### Record set
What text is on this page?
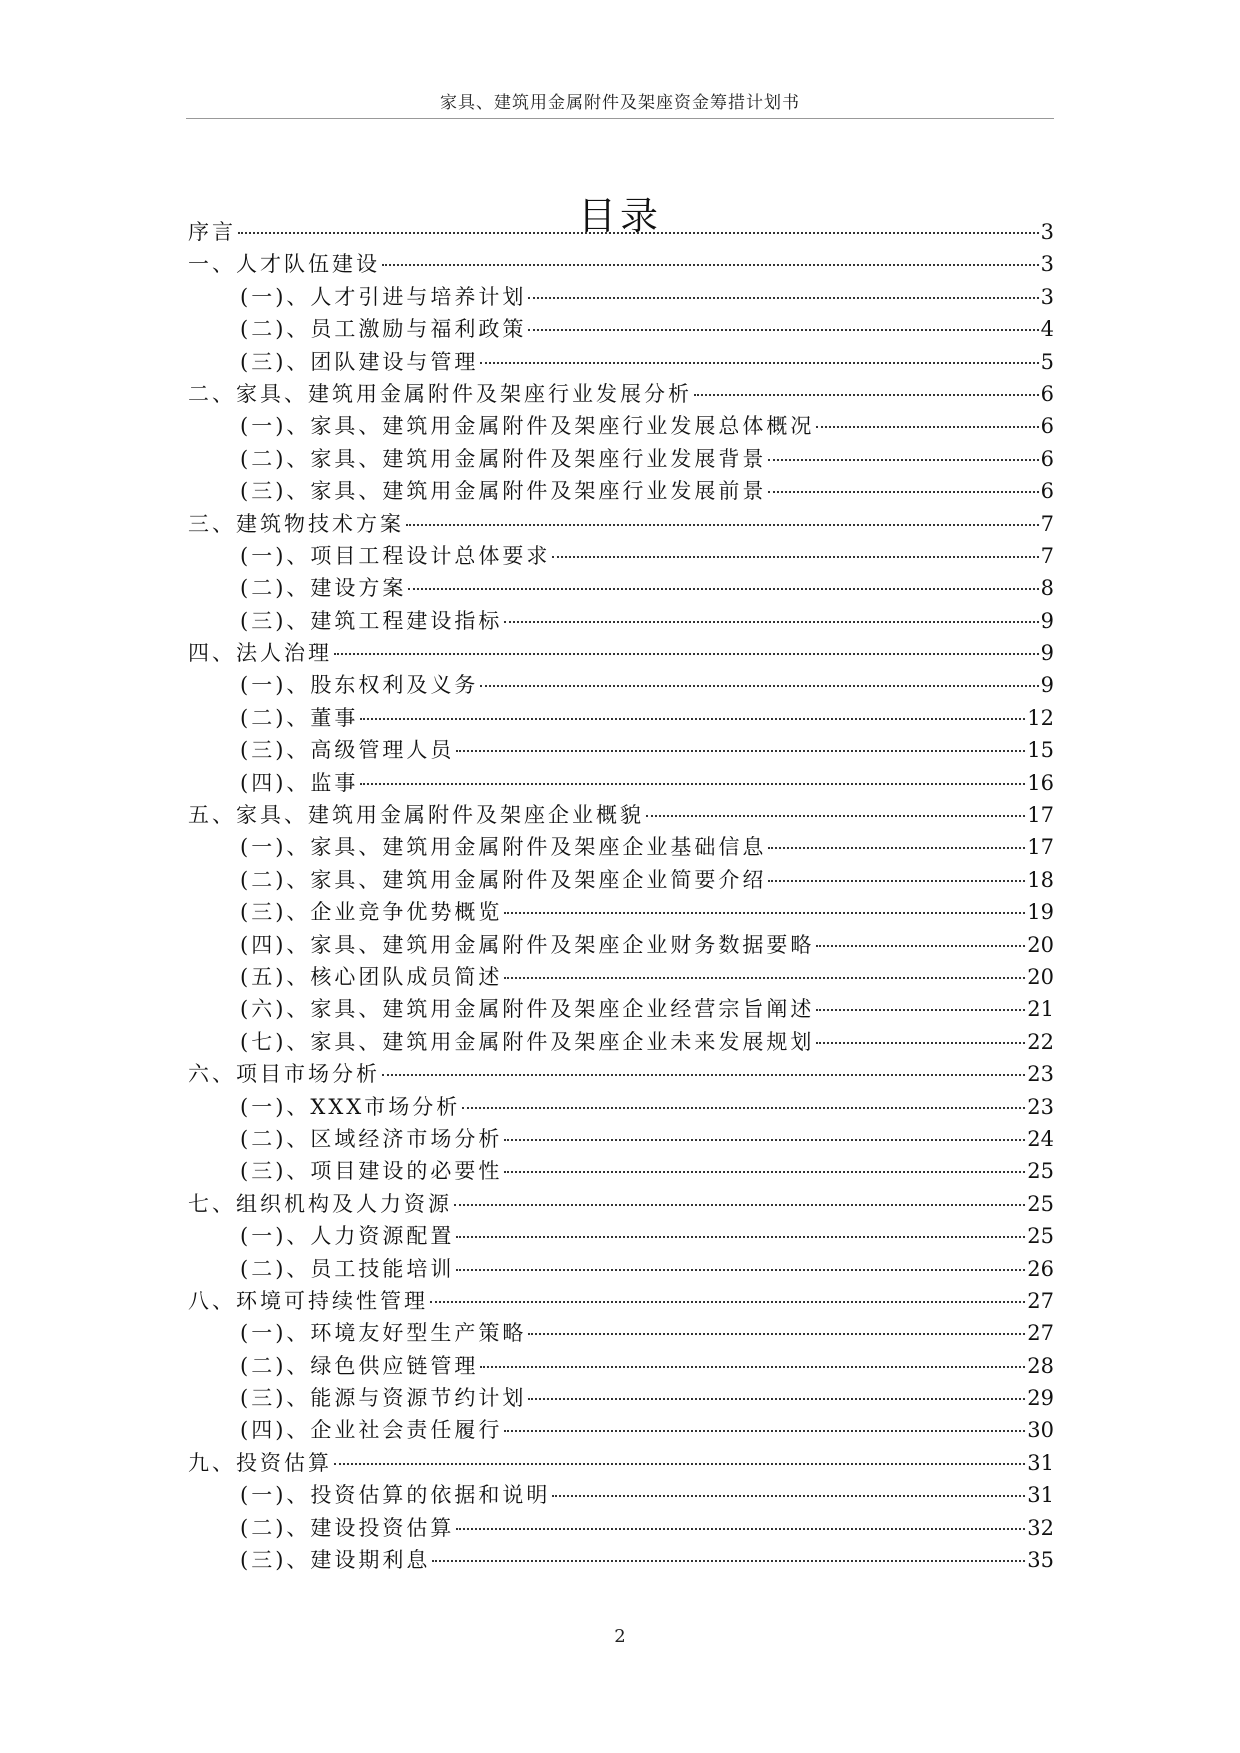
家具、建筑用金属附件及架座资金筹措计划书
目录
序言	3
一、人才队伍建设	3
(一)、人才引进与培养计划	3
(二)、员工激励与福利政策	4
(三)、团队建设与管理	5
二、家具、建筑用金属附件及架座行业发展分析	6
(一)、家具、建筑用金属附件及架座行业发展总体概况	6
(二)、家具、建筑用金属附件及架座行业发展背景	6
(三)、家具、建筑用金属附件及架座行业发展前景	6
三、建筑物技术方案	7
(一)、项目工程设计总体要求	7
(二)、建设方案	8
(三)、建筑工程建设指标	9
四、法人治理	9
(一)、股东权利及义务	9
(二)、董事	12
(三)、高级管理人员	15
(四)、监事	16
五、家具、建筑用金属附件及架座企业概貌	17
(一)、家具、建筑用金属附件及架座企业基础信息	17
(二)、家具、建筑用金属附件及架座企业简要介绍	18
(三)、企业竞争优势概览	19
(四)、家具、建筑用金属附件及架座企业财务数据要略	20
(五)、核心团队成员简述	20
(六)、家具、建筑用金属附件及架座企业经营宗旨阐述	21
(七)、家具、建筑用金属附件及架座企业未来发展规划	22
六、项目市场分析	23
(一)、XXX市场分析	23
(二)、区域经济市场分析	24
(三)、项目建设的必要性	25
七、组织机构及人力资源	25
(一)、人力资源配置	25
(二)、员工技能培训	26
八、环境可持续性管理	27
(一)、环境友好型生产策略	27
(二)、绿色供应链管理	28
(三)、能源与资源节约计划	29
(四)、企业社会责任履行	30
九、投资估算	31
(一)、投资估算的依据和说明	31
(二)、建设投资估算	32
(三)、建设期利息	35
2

--

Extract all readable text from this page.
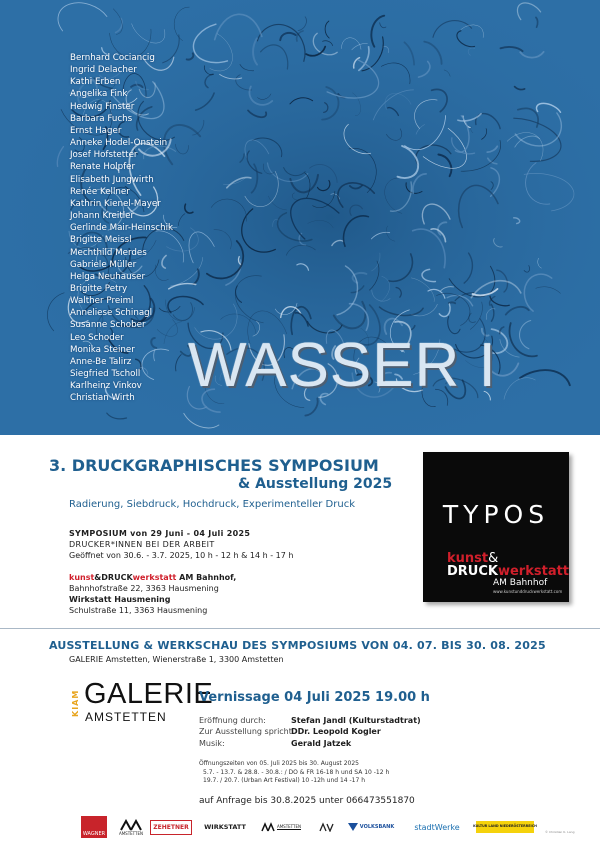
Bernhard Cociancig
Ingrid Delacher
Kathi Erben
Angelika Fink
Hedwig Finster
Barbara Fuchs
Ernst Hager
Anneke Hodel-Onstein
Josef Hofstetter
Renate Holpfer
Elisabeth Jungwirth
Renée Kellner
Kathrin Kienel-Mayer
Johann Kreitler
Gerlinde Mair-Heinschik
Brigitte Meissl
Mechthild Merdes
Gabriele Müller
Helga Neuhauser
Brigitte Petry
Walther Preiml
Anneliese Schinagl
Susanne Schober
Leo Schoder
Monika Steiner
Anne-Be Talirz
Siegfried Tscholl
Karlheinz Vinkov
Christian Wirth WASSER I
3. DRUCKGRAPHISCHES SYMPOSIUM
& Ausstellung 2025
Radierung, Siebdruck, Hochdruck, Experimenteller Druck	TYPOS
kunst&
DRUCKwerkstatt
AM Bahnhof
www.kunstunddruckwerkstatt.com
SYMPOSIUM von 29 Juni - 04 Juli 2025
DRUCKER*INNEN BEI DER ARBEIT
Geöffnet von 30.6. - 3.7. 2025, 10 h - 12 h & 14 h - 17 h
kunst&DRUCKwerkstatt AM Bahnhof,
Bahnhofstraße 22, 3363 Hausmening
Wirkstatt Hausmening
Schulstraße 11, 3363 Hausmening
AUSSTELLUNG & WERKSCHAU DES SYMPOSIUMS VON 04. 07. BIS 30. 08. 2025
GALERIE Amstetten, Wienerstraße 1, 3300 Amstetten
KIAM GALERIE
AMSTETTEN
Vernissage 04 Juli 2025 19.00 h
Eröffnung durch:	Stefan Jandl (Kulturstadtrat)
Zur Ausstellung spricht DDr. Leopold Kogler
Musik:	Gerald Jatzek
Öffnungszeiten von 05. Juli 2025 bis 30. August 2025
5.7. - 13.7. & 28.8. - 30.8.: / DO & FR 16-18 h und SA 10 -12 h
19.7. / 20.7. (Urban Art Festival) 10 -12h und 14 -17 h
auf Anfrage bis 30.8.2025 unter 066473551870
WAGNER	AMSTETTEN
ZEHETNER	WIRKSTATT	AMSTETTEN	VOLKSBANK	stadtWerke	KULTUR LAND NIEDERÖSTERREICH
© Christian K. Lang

### What to produce
Determine the number of lines in the data that contain "Christian" as a word or string, and state only that number.

### Result
2